**Aim of the task**
Output the full listing word for word.

(Part of a data file)

────────────────────────────────────────

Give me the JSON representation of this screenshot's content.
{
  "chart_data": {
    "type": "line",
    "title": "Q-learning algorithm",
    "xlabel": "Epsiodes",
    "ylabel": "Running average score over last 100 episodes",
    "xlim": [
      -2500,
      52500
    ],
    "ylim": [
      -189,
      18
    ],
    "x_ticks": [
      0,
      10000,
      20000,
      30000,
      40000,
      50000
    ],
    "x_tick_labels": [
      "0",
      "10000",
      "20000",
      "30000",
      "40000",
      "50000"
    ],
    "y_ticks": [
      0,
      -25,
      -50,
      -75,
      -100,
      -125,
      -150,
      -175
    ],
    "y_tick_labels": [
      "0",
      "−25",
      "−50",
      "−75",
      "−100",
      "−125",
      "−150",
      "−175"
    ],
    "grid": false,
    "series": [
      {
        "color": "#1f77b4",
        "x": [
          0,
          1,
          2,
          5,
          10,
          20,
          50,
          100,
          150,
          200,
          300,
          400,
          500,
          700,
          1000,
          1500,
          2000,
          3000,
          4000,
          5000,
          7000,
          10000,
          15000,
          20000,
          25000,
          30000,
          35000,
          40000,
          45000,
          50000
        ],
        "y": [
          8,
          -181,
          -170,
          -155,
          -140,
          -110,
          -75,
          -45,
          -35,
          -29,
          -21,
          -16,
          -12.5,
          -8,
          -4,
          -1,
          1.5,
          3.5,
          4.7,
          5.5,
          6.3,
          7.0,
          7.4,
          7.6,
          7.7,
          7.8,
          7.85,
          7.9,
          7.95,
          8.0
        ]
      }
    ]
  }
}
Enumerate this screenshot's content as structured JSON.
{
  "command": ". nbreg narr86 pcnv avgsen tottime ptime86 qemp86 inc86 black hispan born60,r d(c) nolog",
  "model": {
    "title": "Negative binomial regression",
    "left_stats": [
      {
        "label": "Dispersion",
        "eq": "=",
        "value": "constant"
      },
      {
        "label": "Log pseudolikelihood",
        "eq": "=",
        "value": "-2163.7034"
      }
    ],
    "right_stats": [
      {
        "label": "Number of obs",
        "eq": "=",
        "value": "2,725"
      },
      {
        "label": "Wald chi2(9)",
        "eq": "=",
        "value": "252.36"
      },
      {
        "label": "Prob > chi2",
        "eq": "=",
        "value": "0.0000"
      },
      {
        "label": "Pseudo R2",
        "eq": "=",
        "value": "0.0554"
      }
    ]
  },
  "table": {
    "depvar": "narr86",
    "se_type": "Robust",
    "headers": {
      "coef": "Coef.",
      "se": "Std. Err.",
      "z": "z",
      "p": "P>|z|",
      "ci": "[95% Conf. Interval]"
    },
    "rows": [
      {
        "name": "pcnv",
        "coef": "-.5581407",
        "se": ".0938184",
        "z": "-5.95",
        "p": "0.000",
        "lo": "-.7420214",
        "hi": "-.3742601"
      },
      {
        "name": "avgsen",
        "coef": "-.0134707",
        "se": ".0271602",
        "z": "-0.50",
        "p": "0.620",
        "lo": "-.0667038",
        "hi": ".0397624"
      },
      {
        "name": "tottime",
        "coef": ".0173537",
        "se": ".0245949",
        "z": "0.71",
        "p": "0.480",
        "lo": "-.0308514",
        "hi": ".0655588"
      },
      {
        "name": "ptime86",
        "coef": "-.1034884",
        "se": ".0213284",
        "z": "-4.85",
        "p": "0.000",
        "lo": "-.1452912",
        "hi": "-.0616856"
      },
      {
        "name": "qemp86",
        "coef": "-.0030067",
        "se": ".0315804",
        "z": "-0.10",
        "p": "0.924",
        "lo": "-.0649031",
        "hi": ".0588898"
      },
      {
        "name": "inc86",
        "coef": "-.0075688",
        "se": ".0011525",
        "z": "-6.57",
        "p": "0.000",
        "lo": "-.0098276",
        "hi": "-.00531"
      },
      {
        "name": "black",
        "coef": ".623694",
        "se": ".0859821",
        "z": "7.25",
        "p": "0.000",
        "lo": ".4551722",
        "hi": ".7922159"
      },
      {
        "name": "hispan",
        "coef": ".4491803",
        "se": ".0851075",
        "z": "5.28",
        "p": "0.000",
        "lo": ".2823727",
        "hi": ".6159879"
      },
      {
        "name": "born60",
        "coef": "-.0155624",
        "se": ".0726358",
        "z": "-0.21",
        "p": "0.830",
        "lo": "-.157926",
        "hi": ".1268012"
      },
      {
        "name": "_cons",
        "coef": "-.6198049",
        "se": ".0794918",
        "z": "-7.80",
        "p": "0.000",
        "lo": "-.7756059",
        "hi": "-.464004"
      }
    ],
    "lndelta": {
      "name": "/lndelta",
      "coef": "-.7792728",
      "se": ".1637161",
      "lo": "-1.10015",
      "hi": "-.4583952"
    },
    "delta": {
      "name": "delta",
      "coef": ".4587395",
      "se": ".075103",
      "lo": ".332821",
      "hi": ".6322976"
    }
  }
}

────────────────────────────────────────

**Completed exercise**
Give me the JSON representation of this screenshot's content.
{
  "chart_data": {
    "type": "line",
    "title": "Q-learning algorithm",
    "xlabel": "Epsiodes",
    "ylabel": "Running average score over last 100 episodes",
    "xlim": [
      -2500,
      52500
    ],
    "ylim": [
      -189,
      18
    ],
    "x_ticks": [
      0,
      10000,
      20000,
      30000,
      40000,
      50000
    ],
    "x_tick_labels": [
      "0",
      "10000",
      "20000",
      "30000",
      "40000",
      "50000"
    ],
    "y_ticks": [
      0,
      -25,
      -50,
      -75,
      -100,
      -125,
      -150,
      -175
    ],
    "y_tick_labels": [
      "0",
      "−25",
      "−50",
      "−75",
      "−100",
      "−125",
      "−150",
      "−175"
    ],
    "grid": false,
    "series": [
      {
        "color": "#1f77b4",
        "x": [
          0,
          1,
          2,
          5,
          10,
          20,
          50,
          100,
          150,
          200,
          300,
          400,
          500,
          700,
          1000,
          1500,
          2000,
          3000,
          4000,
          5000,
          7000,
          10000,
          15000,
          20000,
          25000,
          30000,
          35000,
          40000,
          45000,
          50000
        ],
        "y": [
          8,
          -181,
          -170,
          -155,
          -140,
          -110,
          -75,
          -45,
          -35,
          -29,
          -21,
          -16,
          -12.5,
          -8,
          -4,
          -1,
          1.5,
          3.5,
          4.7,
          5.5,
          6.3,
          7.0,
          7.4,
          7.6,
          7.7,
          7.8,
          7.85,
          7.9,
          7.95,
          8.0
        ]
      }
    ]
  }
}
Enumerate this screenshot's content as structured JSON.
{
  "command": ". nbreg narr86 pcnv avgsen tottime ptime86 qemp86 inc86 black hispan born60,r d(c) nolog",
  "model": {
    "title": "Negative binomial regression",
    "left_stats": [
      {
        "label": "Dispersion",
        "eq": "=",
        "value": "constant"
      },
      {
        "label": "Log pseudolikelihood",
        "eq": "=",
        "value": "-2163.7034"
      }
    ],
    "right_stats": [
      {
        "label": "Number of obs",
        "eq": "=",
        "value": "2,725"
      },
      {
        "label": "Wald chi2(9)",
        "eq": "=",
        "value": "252.36"
      },
      {
        "label": "Prob > chi2",
        "eq": "=",
        "value": "0.0000"
      },
      {
        "label": "Pseudo R2",
        "eq": "=",
        "value": "0.0554"
      }
    ]
  },
  "table": {
    "depvar": "narr86",
    "se_type": "Robust",
    "headers": {
      "coef": "Coef.",
      "se": "Std. Err.",
      "z": "z",
      "p": "P>|z|",
      "ci": "[95% Conf. Interval]"
    },
    "rows": [
      {
        "name": "pcnv",
        "coef": "-.5581407",
        "se": ".0938184",
        "z": "-5.95",
        "p": "0.000",
        "lo": "-.7420214",
        "hi": "-.3742601"
      },
      {
        "name": "avgsen",
        "coef": "-.0134707",
        "se": ".0271602",
        "z": "-0.50",
        "p": "0.620",
        "lo": "-.0667038",
        "hi": ".0397624"
      },
      {
        "name": "tottime",
        "coef": ".0173537",
        "se": ".0245949",
        "z": "0.71",
        "p": "0.480",
        "lo": "-.0308514",
        "hi": ".0655588"
      },
      {
        "name": "ptime86",
        "coef": "-.1034884",
        "se": ".0213284",
        "z": "-4.85",
        "p": "0.000",
        "lo": "-.1452912",
        "hi": "-.0616856"
      },
      {
        "name": "qemp86",
        "coef": "-.0030067",
        "se": ".0315804",
        "z": "-0.10",
        "p": "0.924",
        "lo": "-.0649031",
        "hi": ".0588898"
      },
      {
        "name": "inc86",
        "coef": "-.0075688",
        "se": ".0011525",
        "z": "-6.57",
        "p": "0.000",
        "lo": "-.0098276",
        "hi": "-.00531"
      },
      {
        "name": "black",
        "coef": ".623694",
        "se": ".0859821",
        "z": "7.25",
        "p": "0.000",
        "lo": ".4551722",
        "hi": ".7922159"
      },
      {
        "name": "hispan",
        "coef": ".4491803",
        "se": ".0851075",
        "z": "5.28",
        "p": "0.000",
        "lo": ".2823727",
        "hi": ".6159879"
      },
      {
        "name": "born60",
        "coef": "-.0155624",
        "se": ".0726358",
        "z": "-0.21",
        "p": "0.830",
        "lo": "-.157926",
        "hi": ".1268012"
      },
      {
        "name": "_cons",
        "coef": "-.6198049",
        "se": ".0794918",
        "z": "-7.80",
        "p": "0.000",
        "lo": "-.7756059",
        "hi": "-.464004"
      }
    ],
    "lndelta": {
      "name": "/lndelta",
      "coef": "-.7792728",
      "se": ".1637161",
      "lo": "-1.10015",
      "hi": "-.4583952"
    },
    "delta": {
      "name": "delta",
      "coef": ".4587395",
      "se": ".075103",
      "lo": ".332821",
      "hi": ".6322976"
    }
  }
}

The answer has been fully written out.